(Task to carry out): Retype the whole listing verbatim and keep the pictures out of it.

++++++

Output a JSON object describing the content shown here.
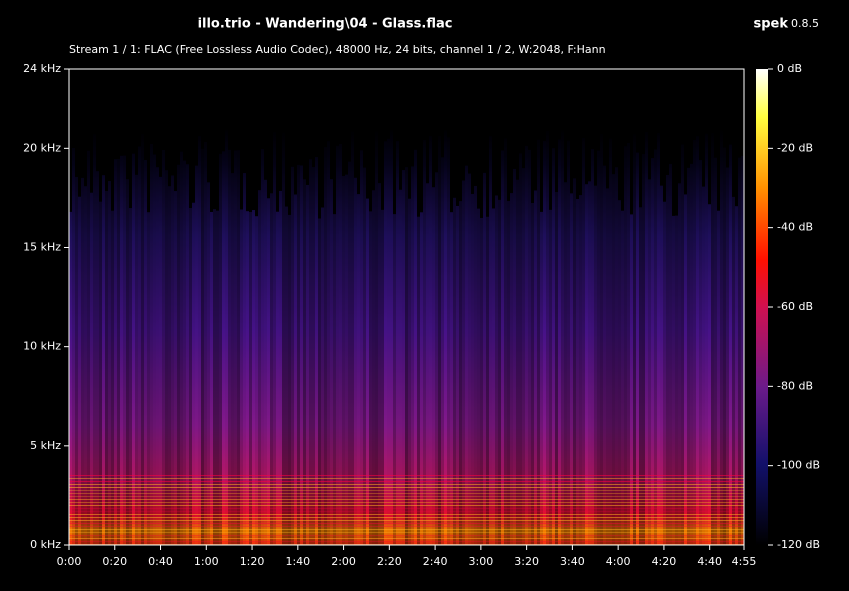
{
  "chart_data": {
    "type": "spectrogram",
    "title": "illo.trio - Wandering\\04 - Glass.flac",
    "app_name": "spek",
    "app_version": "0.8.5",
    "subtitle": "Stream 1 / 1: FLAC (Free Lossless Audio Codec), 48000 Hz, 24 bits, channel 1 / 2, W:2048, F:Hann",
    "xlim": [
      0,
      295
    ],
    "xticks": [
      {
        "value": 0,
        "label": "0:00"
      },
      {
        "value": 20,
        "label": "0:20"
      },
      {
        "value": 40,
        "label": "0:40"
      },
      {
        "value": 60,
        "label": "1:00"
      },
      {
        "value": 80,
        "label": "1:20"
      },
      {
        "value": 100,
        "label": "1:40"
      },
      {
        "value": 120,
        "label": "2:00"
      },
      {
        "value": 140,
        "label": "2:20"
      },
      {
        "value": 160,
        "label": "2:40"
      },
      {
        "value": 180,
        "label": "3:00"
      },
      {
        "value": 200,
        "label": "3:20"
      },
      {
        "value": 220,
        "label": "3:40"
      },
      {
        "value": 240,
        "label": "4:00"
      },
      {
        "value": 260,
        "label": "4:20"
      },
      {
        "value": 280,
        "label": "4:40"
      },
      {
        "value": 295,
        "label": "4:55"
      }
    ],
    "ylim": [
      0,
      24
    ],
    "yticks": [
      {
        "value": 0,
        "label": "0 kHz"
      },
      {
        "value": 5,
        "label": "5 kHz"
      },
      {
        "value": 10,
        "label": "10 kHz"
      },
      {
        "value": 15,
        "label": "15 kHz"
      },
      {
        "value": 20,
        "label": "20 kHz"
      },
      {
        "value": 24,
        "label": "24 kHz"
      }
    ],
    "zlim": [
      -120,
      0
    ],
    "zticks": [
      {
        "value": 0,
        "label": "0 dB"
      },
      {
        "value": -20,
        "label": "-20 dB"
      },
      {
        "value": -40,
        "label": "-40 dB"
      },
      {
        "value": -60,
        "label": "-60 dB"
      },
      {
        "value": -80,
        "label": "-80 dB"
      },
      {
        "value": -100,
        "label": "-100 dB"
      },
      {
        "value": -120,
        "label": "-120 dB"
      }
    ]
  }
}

++++++

(Problem solution):
Output a JSON object describing the content shown here.
{
  "chart_data": {
    "type": "spectrogram",
    "title": "illo.trio - Wandering\\04 - Glass.flac",
    "app_name": "spek",
    "app_version": "0.8.5",
    "subtitle": "Stream 1 / 1: FLAC (Free Lossless Audio Codec), 48000 Hz, 24 bits, channel 1 / 2, W:2048, F:Hann",
    "xlim": [
      0,
      295
    ],
    "xticks": [
      {
        "value": 0,
        "label": "0:00"
      },
      {
        "value": 20,
        "label": "0:20"
      },
      {
        "value": 40,
        "label": "0:40"
      },
      {
        "value": 60,
        "label": "1:00"
      },
      {
        "value": 80,
        "label": "1:20"
      },
      {
        "value": 100,
        "label": "1:40"
      },
      {
        "value": 120,
        "label": "2:00"
      },
      {
        "value": 140,
        "label": "2:20"
      },
      {
        "value": 160,
        "label": "2:40"
      },
      {
        "value": 180,
        "label": "3:00"
      },
      {
        "value": 200,
        "label": "3:20"
      },
      {
        "value": 220,
        "label": "3:40"
      },
      {
        "value": 240,
        "label": "4:00"
      },
      {
        "value": 260,
        "label": "4:20"
      },
      {
        "value": 280,
        "label": "4:40"
      },
      {
        "value": 295,
        "label": "4:55"
      }
    ],
    "ylim": [
      0,
      24
    ],
    "yticks": [
      {
        "value": 0,
        "label": "0 kHz"
      },
      {
        "value": 5,
        "label": "5 kHz"
      },
      {
        "value": 10,
        "label": "10 kHz"
      },
      {
        "value": 15,
        "label": "15 kHz"
      },
      {
        "value": 20,
        "label": "20 kHz"
      },
      {
        "value": 24,
        "label": "24 kHz"
      }
    ],
    "zlim": [
      -120,
      0
    ],
    "zticks": [
      {
        "value": 0,
        "label": "0 dB"
      },
      {
        "value": -20,
        "label": "-20 dB"
      },
      {
        "value": -40,
        "label": "-40 dB"
      },
      {
        "value": -60,
        "label": "-60 dB"
      },
      {
        "value": -80,
        "label": "-80 dB"
      },
      {
        "value": -100,
        "label": "-100 dB"
      },
      {
        "value": -120,
        "label": "-120 dB"
      }
    ]
  }
}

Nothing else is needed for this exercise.